Short exercise =
Provide an exact copy of the data, excluding the images.
==== Provided material
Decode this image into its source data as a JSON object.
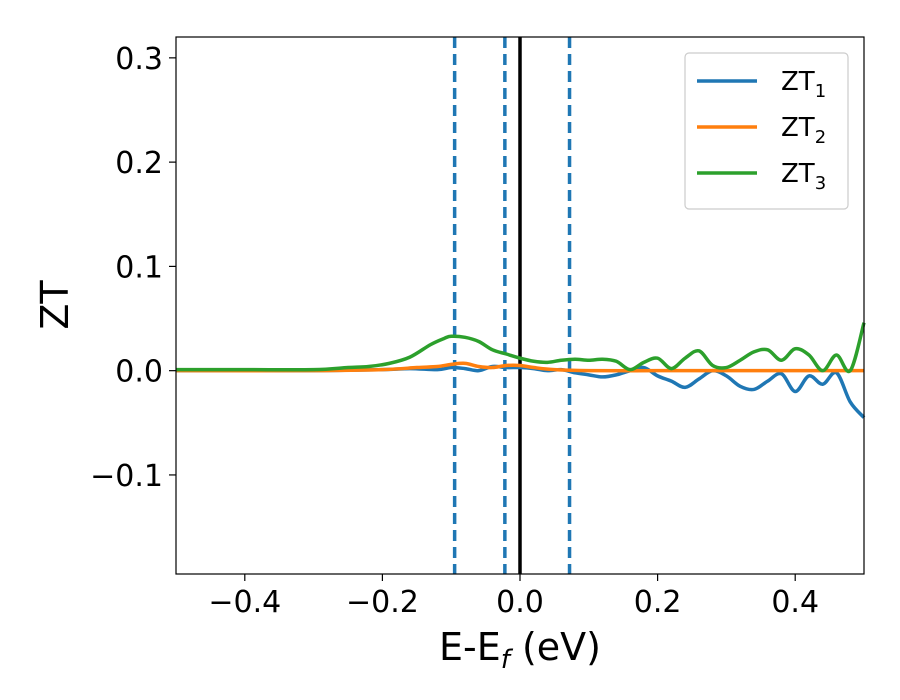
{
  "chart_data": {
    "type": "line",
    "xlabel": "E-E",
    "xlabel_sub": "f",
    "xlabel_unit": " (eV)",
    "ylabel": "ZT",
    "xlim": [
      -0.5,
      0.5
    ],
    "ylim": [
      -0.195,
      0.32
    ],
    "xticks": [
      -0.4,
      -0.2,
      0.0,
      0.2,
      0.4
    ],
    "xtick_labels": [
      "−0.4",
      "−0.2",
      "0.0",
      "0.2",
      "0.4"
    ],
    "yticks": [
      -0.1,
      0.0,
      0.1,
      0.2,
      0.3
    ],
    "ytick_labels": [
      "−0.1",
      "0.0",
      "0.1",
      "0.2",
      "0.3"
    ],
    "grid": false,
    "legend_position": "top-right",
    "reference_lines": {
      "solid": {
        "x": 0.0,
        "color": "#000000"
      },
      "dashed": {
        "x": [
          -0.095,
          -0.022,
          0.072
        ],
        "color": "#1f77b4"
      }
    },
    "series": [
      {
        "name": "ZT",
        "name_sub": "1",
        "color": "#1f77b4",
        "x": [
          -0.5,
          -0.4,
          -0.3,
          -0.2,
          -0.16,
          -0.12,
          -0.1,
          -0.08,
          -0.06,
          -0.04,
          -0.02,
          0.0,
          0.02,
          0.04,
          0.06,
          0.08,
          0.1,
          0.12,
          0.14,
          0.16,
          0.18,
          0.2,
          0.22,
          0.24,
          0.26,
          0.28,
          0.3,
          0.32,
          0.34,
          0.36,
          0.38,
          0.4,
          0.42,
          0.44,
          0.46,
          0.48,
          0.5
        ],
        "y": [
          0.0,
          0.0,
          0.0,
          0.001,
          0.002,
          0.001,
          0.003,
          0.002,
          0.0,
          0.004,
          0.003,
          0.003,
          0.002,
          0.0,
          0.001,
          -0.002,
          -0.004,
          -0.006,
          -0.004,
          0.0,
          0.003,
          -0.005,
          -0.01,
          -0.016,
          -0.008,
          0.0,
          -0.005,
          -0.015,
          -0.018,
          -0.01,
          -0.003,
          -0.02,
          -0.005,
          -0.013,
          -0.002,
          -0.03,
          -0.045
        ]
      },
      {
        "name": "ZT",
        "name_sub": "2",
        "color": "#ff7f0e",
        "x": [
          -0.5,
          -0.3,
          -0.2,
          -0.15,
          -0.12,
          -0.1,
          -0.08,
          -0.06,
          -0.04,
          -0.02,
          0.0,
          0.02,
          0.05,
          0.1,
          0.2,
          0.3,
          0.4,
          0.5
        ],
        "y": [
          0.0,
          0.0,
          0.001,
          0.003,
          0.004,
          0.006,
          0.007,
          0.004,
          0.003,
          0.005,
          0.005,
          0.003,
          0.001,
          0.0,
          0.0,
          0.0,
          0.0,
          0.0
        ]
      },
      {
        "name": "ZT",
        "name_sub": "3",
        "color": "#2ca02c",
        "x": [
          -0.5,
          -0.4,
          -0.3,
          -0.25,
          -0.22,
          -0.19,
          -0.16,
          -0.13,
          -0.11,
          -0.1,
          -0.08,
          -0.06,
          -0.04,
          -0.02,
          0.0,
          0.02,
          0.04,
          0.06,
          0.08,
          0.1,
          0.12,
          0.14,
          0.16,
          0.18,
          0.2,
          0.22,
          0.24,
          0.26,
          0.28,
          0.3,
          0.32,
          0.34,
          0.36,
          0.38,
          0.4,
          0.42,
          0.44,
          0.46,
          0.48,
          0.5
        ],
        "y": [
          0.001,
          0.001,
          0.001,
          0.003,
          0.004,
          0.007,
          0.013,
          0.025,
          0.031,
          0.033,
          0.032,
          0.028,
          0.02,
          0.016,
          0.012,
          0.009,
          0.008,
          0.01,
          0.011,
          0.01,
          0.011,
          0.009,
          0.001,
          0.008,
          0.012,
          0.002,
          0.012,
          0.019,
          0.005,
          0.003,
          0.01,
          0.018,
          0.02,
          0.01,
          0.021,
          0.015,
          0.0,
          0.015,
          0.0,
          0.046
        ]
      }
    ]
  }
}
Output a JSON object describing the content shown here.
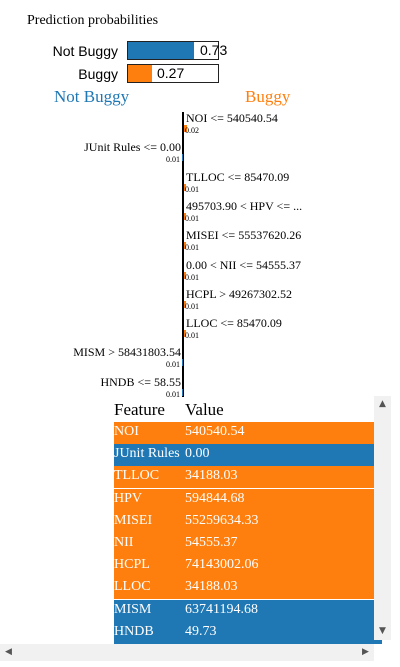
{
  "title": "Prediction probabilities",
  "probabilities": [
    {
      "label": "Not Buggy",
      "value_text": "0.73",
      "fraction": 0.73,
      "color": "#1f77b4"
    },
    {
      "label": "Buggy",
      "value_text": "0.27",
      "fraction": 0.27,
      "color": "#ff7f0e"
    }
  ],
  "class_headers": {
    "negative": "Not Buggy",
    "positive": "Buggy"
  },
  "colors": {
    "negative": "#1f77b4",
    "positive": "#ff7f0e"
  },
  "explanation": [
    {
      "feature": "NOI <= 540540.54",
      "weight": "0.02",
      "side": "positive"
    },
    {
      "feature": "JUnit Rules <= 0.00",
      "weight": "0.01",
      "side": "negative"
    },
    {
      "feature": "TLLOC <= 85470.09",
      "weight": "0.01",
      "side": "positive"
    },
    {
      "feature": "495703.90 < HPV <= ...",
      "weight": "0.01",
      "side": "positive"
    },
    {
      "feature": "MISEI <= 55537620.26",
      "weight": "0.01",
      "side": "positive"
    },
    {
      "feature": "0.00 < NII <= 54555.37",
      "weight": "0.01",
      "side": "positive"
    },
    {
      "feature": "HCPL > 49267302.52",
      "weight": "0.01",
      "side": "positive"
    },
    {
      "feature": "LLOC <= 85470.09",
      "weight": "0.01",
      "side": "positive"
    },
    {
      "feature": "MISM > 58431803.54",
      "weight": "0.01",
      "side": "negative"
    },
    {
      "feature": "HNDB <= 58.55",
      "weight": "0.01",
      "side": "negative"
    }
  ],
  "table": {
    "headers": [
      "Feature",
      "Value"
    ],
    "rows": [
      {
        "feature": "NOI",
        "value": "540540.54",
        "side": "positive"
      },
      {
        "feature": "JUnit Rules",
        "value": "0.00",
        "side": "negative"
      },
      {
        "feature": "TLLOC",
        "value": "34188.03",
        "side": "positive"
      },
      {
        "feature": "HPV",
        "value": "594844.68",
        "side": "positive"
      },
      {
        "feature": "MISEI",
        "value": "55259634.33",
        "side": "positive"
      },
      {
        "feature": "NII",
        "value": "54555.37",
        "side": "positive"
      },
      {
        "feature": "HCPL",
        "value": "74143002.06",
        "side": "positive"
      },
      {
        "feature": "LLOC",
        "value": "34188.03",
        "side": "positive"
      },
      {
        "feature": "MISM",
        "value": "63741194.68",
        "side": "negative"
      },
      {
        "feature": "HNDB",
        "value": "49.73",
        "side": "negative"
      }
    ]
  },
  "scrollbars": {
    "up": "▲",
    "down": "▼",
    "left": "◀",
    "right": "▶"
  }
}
========
Complete response =
Decode this image into its source data as a JSON object.
{
  "chart_data": {
    "type": "line",
    "xlabel": "E-E",
    "xlabel_sub": "f",
    "xlabel_unit": " (eV)",
    "ylabel": "ZT",
    "xlim": [
      -0.5,
      0.5
    ],
    "ylim": [
      -0.195,
      0.32
    ],
    "xticks": [
      -0.4,
      -0.2,
      0.0,
      0.2,
      0.4
    ],
    "xtick_labels": [
      "−0.4",
      "−0.2",
      "0.0",
      "0.2",
      "0.4"
    ],
    "yticks": [
      -0.1,
      0.0,
      0.1,
      0.2,
      0.3
    ],
    "ytick_labels": [
      "−0.1",
      "0.0",
      "0.1",
      "0.2",
      "0.3"
    ],
    "grid": false,
    "legend_position": "top-right",
    "reference_lines": {
      "solid": {
        "x": 0.0,
        "color": "#000000"
      },
      "dashed": {
        "x": [
          -0.095,
          -0.022,
          0.072
        ],
        "color": "#1f77b4"
      }
    },
    "series": [
      {
        "name": "ZT",
        "name_sub": "1",
        "color": "#1f77b4",
        "x": [
          -0.5,
          -0.4,
          -0.3,
          -0.2,
          -0.16,
          -0.12,
          -0.1,
          -0.08,
          -0.06,
          -0.04,
          -0.02,
          0.0,
          0.02,
          0.04,
          0.06,
          0.08,
          0.1,
          0.12,
          0.14,
          0.16,
          0.18,
          0.2,
          0.22,
          0.24,
          0.26,
          0.28,
          0.3,
          0.32,
          0.34,
          0.36,
          0.38,
          0.4,
          0.42,
          0.44,
          0.46,
          0.48,
          0.5
        ],
        "y": [
          0.0,
          0.0,
          0.0,
          0.001,
          0.002,
          0.001,
          0.003,
          0.002,
          0.0,
          0.004,
          0.003,
          0.003,
          0.002,
          0.0,
          0.001,
          -0.002,
          -0.004,
          -0.006,
          -0.004,
          0.0,
          0.003,
          -0.005,
          -0.01,
          -0.016,
          -0.008,
          0.0,
          -0.005,
          -0.015,
          -0.018,
          -0.01,
          -0.003,
          -0.02,
          -0.005,
          -0.013,
          -0.002,
          -0.03,
          -0.045
        ]
      },
      {
        "name": "ZT",
        "name_sub": "2",
        "color": "#ff7f0e",
        "x": [
          -0.5,
          -0.3,
          -0.2,
          -0.15,
          -0.12,
          -0.1,
          -0.08,
          -0.06,
          -0.04,
          -0.02,
          0.0,
          0.02,
          0.05,
          0.1,
          0.2,
          0.3,
          0.4,
          0.5
        ],
        "y": [
          0.0,
          0.0,
          0.001,
          0.003,
          0.004,
          0.006,
          0.007,
          0.004,
          0.003,
          0.005,
          0.005,
          0.003,
          0.001,
          0.0,
          0.0,
          0.0,
          0.0,
          0.0
        ]
      },
      {
        "name": "ZT",
        "name_sub": "3",
        "color": "#2ca02c",
        "x": [
          -0.5,
          -0.4,
          -0.3,
          -0.25,
          -0.22,
          -0.19,
          -0.16,
          -0.13,
          -0.11,
          -0.1,
          -0.08,
          -0.06,
          -0.04,
          -0.02,
          0.0,
          0.02,
          0.04,
          0.06,
          0.08,
          0.1,
          0.12,
          0.14,
          0.16,
          0.18,
          0.2,
          0.22,
          0.24,
          0.26,
          0.28,
          0.3,
          0.32,
          0.34,
          0.36,
          0.38,
          0.4,
          0.42,
          0.44,
          0.46,
          0.48,
          0.5
        ],
        "y": [
          0.001,
          0.001,
          0.001,
          0.003,
          0.004,
          0.007,
          0.013,
          0.025,
          0.031,
          0.033,
          0.032,
          0.028,
          0.02,
          0.016,
          0.012,
          0.009,
          0.008,
          0.01,
          0.011,
          0.01,
          0.011,
          0.009,
          0.001,
          0.008,
          0.012,
          0.002,
          0.012,
          0.019,
          0.005,
          0.003,
          0.01,
          0.018,
          0.02,
          0.01,
          0.021,
          0.015,
          0.0,
          0.015,
          0.0,
          0.046
        ]
      }
    ]
  }
}
Output a JSON object describing the content shown here.
{
  "title": "Prediction probabilities",
  "probabilities": [
    {
      "label": "Not Buggy",
      "value_text": "0.73",
      "fraction": 0.73,
      "color": "#1f77b4"
    },
    {
      "label": "Buggy",
      "value_text": "0.27",
      "fraction": 0.27,
      "color": "#ff7f0e"
    }
  ],
  "class_headers": {
    "negative": "Not Buggy",
    "positive": "Buggy"
  },
  "colors": {
    "negative": "#1f77b4",
    "positive": "#ff7f0e"
  },
  "explanation": [
    {
      "feature": "NOI <= 540540.54",
      "weight": "0.02",
      "side": "positive"
    },
    {
      "feature": "JUnit Rules <= 0.00",
      "weight": "0.01",
      "side": "negative"
    },
    {
      "feature": "TLLOC <= 85470.09",
      "weight": "0.01",
      "side": "positive"
    },
    {
      "feature": "495703.90 < HPV <= ...",
      "weight": "0.01",
      "side": "positive"
    },
    {
      "feature": "MISEI <= 55537620.26",
      "weight": "0.01",
      "side": "positive"
    },
    {
      "feature": "0.00 < NII <= 54555.37",
      "weight": "0.01",
      "side": "positive"
    },
    {
      "feature": "HCPL > 49267302.52",
      "weight": "0.01",
      "side": "positive"
    },
    {
      "feature": "LLOC <= 85470.09",
      "weight": "0.01",
      "side": "positive"
    },
    {
      "feature": "MISM > 58431803.54",
      "weight": "0.01",
      "side": "negative"
    },
    {
      "feature": "HNDB <= 58.55",
      "weight": "0.01",
      "side": "negative"
    }
  ],
  "table": {
    "headers": [
      "Feature",
      "Value"
    ],
    "rows": [
      {
        "feature": "NOI",
        "value": "540540.54",
        "side": "positive"
      },
      {
        "feature": "JUnit Rules",
        "value": "0.00",
        "side": "negative"
      },
      {
        "feature": "TLLOC",
        "value": "34188.03",
        "side": "positive"
      },
      {
        "feature": "HPV",
        "value": "594844.68",
        "side": "positive"
      },
      {
        "feature": "MISEI",
        "value": "55259634.33",
        "side": "positive"
      },
      {
        "feature": "NII",
        "value": "54555.37",
        "side": "positive"
      },
      {
        "feature": "HCPL",
        "value": "74143002.06",
        "side": "positive"
      },
      {
        "feature": "LLOC",
        "value": "34188.03",
        "side": "positive"
      },
      {
        "feature": "MISM",
        "value": "63741194.68",
        "side": "negative"
      },
      {
        "feature": "HNDB",
        "value": "49.73",
        "side": "negative"
      }
    ]
  },
  "scrollbars": {
    "up": "▲",
    "down": "▼",
    "left": "◀",
    "right": "▶"
  }
}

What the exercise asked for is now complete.